What you should do: Every line containing "name" should be copied out. Go through the entries and find them.

Data items
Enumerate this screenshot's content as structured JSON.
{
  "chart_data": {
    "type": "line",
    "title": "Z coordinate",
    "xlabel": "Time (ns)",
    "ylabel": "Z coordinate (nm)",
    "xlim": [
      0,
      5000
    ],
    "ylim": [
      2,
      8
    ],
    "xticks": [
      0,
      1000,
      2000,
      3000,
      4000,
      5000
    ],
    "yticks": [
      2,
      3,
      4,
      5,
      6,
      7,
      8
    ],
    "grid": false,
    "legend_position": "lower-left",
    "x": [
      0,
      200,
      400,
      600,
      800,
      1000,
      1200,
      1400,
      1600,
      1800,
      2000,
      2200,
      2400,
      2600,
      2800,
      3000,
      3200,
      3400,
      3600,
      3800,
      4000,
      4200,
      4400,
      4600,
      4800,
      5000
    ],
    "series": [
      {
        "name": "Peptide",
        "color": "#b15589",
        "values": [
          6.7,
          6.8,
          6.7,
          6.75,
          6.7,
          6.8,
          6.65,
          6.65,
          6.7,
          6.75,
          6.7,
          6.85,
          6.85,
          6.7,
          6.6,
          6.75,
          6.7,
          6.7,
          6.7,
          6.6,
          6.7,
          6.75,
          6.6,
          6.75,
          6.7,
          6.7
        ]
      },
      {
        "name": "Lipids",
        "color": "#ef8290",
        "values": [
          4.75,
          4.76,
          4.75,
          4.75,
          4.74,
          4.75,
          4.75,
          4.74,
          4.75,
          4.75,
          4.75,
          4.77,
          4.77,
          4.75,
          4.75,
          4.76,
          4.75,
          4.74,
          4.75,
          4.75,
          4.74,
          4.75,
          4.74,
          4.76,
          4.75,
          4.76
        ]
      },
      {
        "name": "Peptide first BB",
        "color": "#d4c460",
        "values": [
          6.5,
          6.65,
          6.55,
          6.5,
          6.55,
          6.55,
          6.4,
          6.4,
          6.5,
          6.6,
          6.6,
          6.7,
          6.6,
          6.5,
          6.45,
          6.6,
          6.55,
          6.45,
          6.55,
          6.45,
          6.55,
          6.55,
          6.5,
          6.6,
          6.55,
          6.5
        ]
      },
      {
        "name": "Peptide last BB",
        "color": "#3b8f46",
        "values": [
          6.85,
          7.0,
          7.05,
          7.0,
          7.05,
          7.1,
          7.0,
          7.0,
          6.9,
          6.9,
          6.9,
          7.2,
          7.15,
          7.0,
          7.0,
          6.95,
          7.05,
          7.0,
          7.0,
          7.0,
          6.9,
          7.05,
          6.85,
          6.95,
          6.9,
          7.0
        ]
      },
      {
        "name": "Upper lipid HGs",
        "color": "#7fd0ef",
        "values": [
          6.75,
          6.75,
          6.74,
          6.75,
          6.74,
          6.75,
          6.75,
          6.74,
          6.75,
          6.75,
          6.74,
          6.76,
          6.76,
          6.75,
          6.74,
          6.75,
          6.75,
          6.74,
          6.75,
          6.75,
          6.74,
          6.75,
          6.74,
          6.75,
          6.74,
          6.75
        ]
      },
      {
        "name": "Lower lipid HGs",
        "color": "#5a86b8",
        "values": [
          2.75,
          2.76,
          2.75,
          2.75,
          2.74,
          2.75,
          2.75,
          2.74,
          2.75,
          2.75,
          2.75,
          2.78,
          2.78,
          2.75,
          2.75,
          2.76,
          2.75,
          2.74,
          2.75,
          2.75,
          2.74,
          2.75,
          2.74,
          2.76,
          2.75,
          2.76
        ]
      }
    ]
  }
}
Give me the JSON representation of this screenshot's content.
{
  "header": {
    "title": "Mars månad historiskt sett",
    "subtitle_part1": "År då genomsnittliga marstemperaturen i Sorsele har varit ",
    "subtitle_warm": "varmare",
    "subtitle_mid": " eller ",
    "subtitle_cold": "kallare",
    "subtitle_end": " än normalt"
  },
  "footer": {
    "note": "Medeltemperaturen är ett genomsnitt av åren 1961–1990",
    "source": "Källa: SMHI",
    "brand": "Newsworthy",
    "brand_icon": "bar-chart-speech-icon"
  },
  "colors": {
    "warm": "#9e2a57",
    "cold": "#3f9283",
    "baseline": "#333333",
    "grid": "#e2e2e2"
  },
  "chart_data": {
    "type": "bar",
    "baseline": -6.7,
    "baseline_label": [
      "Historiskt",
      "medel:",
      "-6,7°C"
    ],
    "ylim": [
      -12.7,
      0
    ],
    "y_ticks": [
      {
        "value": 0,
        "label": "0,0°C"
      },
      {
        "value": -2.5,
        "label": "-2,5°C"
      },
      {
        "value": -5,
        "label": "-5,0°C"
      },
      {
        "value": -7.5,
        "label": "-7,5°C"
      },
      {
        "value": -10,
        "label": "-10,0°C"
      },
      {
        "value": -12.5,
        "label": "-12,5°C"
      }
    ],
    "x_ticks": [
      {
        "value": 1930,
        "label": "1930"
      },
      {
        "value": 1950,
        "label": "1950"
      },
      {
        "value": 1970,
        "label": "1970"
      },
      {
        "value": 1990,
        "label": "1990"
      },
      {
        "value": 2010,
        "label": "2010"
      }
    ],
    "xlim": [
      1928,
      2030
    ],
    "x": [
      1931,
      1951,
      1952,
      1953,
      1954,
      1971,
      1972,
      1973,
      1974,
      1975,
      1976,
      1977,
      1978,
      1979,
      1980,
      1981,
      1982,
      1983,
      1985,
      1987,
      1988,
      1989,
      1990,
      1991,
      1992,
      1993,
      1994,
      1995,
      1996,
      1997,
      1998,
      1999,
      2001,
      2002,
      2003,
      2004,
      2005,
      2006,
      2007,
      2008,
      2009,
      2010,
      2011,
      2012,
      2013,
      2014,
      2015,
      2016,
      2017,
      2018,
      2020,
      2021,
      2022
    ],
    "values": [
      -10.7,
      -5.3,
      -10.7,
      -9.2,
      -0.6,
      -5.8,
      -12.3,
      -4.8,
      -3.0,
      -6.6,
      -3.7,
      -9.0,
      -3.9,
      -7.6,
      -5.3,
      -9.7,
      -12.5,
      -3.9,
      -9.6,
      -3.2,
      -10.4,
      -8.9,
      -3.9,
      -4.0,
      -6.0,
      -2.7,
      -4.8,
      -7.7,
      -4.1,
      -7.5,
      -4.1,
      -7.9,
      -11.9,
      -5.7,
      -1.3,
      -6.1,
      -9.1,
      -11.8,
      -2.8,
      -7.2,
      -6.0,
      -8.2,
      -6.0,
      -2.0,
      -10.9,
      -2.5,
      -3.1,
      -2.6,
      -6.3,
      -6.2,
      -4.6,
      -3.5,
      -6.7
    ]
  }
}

Reply to the exercise:
        "name": "Peptide",
        "name": "Lipids",
        "name": "Peptide first BB",
        "name": "Peptide last BB",
        "name": "Upper lipid HGs",
        "name": "Lower lipid HGs",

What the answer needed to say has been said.